• [Goal of the exercise] Gather all lines with "this" from the records.

• [Materials provided]
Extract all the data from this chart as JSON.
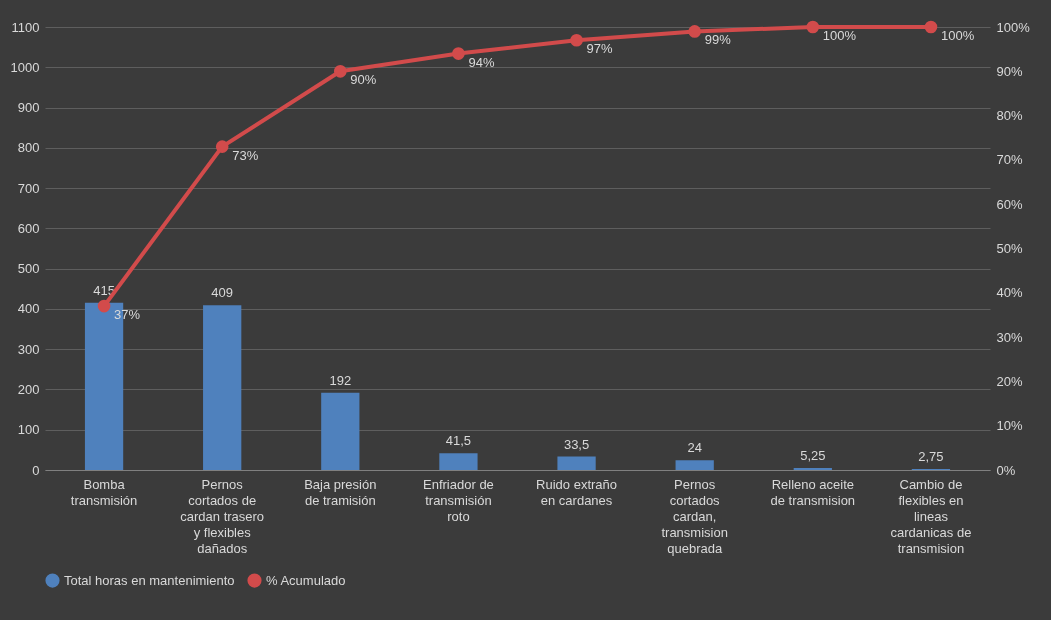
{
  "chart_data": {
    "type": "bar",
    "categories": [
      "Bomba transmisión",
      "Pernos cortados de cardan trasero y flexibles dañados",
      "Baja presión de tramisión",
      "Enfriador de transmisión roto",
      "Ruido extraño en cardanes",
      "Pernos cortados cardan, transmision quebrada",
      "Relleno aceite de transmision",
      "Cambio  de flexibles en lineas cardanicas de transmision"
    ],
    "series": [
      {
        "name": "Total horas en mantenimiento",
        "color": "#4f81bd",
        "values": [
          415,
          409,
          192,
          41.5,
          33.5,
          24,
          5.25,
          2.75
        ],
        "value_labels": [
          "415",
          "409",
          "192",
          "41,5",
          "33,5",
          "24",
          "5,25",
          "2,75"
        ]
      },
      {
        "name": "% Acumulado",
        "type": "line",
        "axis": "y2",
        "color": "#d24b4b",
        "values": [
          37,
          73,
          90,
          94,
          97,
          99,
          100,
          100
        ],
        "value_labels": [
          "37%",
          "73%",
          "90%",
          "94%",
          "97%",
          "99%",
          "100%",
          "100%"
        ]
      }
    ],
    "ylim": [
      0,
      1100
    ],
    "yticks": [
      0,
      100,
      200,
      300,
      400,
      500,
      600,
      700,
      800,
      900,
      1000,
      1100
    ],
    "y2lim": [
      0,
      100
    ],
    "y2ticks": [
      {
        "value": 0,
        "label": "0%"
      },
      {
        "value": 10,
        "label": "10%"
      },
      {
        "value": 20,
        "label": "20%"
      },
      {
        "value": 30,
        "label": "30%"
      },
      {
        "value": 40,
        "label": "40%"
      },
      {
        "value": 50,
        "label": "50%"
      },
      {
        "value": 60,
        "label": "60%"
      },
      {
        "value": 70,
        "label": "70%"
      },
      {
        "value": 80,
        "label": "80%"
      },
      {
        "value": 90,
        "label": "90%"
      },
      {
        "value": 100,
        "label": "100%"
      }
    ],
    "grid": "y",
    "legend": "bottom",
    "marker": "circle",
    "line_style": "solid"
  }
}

==

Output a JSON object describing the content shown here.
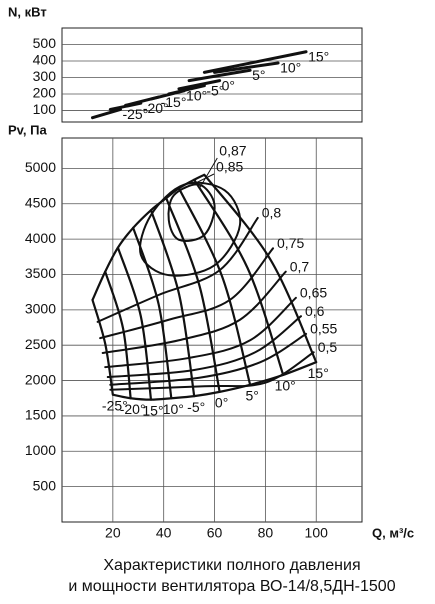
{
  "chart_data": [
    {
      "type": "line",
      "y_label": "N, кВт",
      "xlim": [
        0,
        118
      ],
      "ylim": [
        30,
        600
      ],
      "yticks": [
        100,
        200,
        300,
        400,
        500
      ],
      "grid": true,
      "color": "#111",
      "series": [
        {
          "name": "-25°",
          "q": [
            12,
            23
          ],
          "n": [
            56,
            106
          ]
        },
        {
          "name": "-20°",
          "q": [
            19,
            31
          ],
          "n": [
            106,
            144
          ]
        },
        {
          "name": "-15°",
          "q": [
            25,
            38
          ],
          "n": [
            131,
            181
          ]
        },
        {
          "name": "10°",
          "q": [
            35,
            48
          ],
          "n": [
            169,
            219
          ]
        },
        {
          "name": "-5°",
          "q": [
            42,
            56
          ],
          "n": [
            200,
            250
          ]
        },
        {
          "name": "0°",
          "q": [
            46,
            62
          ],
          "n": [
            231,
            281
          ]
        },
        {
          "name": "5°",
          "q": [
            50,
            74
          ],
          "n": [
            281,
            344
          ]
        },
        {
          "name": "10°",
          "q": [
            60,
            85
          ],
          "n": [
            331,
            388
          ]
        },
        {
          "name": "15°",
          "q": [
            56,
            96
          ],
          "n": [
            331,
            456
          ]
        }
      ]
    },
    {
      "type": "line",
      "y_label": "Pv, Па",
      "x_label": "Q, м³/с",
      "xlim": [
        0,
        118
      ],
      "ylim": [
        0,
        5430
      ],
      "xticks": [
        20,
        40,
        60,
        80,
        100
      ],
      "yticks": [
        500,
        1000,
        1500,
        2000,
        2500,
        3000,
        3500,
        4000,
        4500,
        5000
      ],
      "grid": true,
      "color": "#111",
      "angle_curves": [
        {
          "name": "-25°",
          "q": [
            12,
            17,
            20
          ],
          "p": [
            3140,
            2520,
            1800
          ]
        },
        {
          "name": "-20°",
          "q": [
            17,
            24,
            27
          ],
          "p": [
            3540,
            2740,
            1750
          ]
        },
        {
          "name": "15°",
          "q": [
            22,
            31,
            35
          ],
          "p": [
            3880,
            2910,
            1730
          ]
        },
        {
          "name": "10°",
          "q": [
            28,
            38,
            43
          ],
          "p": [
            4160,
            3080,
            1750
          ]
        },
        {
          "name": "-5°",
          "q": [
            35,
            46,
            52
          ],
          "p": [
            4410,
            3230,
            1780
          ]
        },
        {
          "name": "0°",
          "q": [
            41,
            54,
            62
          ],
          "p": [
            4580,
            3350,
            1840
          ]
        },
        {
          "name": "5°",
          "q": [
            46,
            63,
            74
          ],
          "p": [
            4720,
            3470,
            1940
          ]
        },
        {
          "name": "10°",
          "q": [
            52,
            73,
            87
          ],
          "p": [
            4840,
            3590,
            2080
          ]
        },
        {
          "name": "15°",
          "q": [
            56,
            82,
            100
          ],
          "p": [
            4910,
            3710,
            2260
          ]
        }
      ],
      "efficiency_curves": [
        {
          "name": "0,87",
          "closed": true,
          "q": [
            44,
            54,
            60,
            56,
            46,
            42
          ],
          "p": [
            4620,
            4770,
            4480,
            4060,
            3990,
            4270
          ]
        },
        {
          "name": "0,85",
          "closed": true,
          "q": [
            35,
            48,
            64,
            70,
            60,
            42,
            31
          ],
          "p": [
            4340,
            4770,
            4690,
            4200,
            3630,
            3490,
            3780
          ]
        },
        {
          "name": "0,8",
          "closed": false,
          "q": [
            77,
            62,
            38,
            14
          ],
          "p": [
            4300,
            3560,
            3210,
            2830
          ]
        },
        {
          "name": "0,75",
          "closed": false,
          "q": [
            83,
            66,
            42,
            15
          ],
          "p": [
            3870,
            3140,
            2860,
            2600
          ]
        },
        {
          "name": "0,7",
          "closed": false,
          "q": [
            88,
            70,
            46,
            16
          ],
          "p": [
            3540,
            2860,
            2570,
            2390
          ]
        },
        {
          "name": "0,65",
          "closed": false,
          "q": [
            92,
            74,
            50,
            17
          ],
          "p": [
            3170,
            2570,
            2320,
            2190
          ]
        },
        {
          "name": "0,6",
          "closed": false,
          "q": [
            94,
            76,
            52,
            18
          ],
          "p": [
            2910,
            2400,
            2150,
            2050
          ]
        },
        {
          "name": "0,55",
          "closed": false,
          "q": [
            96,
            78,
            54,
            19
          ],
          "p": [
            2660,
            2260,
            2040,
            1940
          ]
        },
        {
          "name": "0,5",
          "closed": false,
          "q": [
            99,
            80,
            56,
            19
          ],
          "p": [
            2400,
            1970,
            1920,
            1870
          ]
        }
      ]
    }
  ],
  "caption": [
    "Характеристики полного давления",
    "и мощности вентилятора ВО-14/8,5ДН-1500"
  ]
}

==

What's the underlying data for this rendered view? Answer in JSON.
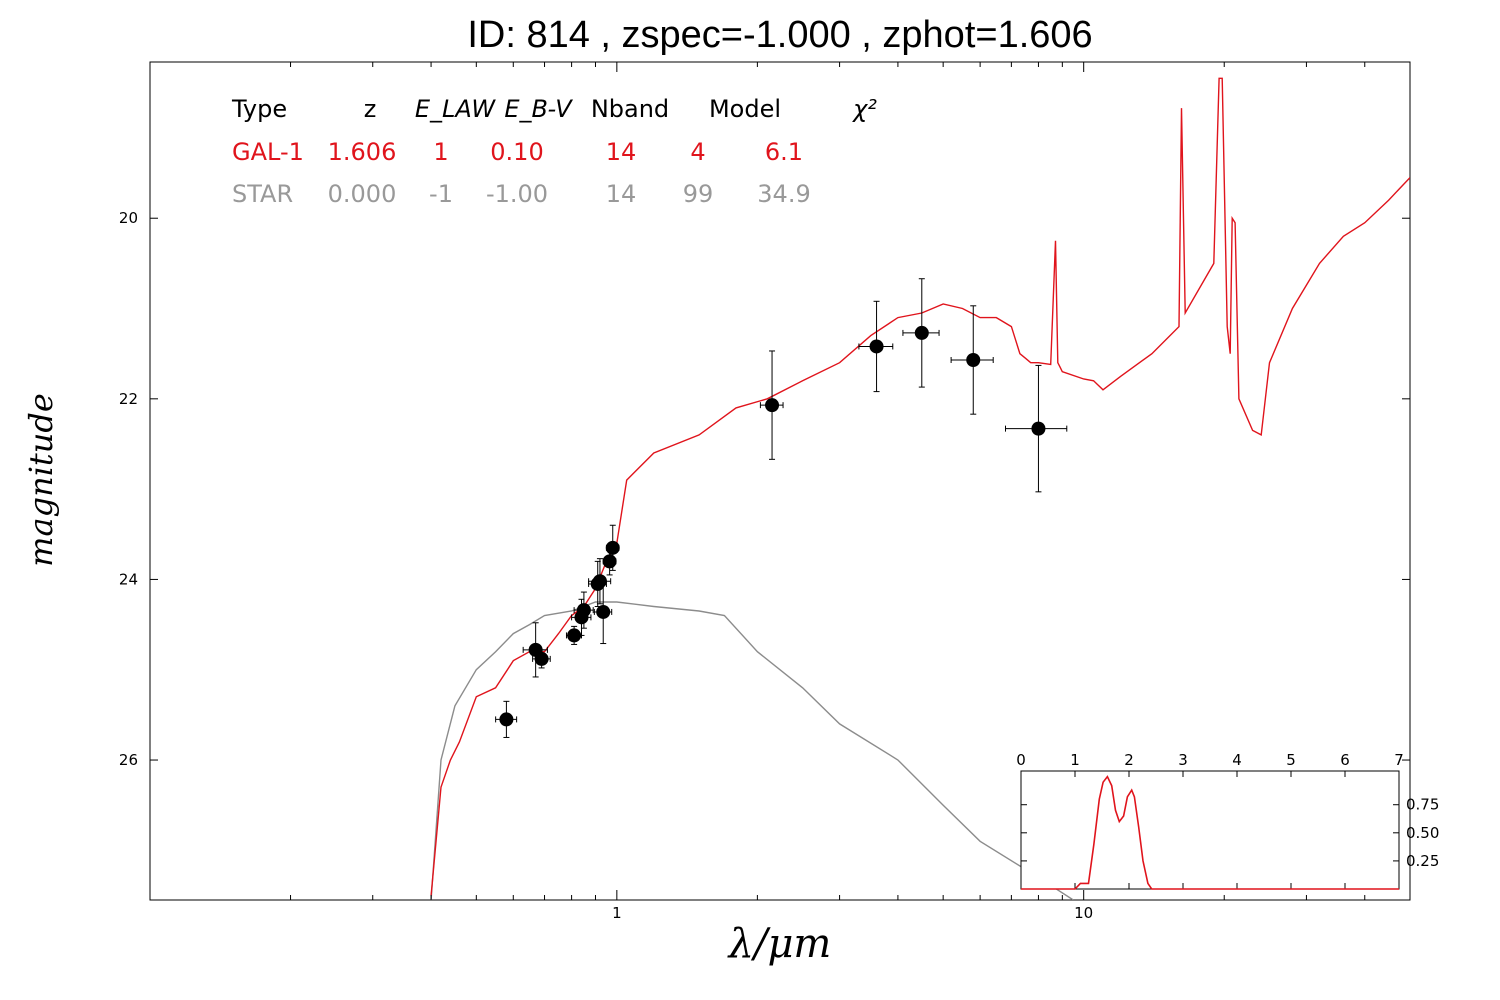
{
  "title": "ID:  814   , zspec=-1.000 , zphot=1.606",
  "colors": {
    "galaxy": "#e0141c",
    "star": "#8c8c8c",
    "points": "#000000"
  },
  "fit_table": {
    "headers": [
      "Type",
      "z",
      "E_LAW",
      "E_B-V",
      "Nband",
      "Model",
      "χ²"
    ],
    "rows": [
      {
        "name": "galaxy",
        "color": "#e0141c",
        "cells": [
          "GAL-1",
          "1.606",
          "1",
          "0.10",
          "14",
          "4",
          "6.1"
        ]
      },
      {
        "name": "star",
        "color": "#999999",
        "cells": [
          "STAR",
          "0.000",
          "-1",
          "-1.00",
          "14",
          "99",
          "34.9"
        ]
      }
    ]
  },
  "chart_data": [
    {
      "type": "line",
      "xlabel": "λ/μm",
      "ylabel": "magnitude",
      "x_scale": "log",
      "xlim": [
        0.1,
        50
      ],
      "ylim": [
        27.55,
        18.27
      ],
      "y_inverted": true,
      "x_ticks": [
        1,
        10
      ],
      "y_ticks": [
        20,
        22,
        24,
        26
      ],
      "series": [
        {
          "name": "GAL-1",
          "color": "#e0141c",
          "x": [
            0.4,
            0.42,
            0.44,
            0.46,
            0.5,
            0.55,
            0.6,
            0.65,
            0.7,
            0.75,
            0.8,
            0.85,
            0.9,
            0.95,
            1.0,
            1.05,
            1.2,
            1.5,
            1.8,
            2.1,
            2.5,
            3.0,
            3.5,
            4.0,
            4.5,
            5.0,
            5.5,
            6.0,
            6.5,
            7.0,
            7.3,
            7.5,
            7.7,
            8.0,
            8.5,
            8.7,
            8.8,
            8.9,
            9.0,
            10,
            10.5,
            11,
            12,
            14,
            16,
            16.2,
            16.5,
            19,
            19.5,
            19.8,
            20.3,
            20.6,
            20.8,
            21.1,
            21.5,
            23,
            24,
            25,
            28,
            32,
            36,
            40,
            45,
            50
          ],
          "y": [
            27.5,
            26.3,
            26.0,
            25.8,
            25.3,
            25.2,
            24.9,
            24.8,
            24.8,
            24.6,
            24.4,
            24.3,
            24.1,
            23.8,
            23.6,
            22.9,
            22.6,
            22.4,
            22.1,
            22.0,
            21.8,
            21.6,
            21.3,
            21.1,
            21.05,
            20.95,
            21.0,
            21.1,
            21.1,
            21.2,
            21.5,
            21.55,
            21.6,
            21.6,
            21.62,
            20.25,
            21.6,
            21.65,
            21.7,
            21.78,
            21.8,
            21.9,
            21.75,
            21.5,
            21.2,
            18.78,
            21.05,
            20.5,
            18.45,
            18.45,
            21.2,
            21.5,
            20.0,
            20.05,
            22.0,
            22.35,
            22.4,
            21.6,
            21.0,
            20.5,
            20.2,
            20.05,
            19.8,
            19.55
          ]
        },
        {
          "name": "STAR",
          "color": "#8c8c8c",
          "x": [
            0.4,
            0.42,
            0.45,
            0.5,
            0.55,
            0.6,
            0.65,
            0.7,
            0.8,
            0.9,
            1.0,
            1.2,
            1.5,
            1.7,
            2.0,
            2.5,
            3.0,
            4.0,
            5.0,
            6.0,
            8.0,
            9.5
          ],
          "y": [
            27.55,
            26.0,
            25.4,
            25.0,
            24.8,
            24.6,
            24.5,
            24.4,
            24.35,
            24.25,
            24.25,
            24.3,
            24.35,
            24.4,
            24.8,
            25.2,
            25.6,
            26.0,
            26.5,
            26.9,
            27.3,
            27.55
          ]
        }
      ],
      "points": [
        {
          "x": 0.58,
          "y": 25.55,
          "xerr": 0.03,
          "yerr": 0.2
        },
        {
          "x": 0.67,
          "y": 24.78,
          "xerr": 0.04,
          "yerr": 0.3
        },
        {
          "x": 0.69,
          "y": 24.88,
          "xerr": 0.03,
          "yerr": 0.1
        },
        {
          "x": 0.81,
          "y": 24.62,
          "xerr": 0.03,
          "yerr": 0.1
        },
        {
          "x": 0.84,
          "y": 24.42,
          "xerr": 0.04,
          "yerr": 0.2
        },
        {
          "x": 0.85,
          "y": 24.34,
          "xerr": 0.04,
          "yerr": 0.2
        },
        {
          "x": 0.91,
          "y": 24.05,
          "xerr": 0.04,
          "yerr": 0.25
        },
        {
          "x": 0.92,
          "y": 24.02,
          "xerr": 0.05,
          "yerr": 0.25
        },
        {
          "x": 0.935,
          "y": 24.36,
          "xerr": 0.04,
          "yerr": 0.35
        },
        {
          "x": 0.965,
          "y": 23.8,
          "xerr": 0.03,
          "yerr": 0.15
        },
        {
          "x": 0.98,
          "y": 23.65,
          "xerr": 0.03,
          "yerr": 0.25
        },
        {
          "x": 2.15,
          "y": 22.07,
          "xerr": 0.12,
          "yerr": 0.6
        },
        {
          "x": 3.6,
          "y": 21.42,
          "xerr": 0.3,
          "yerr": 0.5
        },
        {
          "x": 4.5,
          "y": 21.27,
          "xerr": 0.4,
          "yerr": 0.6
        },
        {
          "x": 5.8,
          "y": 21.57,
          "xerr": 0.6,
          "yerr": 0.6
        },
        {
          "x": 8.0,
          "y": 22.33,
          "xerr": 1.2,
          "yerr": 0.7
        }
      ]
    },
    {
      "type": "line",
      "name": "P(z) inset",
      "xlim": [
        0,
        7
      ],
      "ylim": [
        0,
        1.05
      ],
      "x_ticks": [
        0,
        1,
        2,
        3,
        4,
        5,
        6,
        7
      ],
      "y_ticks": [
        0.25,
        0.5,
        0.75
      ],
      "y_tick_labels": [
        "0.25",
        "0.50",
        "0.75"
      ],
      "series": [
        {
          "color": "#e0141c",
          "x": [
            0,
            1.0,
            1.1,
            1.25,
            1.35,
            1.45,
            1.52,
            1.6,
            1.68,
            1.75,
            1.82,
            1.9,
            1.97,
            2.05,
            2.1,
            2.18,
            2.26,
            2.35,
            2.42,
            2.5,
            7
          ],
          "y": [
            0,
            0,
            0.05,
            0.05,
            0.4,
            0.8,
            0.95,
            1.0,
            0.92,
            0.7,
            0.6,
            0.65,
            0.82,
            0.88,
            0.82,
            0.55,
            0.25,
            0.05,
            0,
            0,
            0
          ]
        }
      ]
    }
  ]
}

• [The output]
Extract all the data from this chart as JSON.
What's the underlying data for this rendered view? Answer in JSON.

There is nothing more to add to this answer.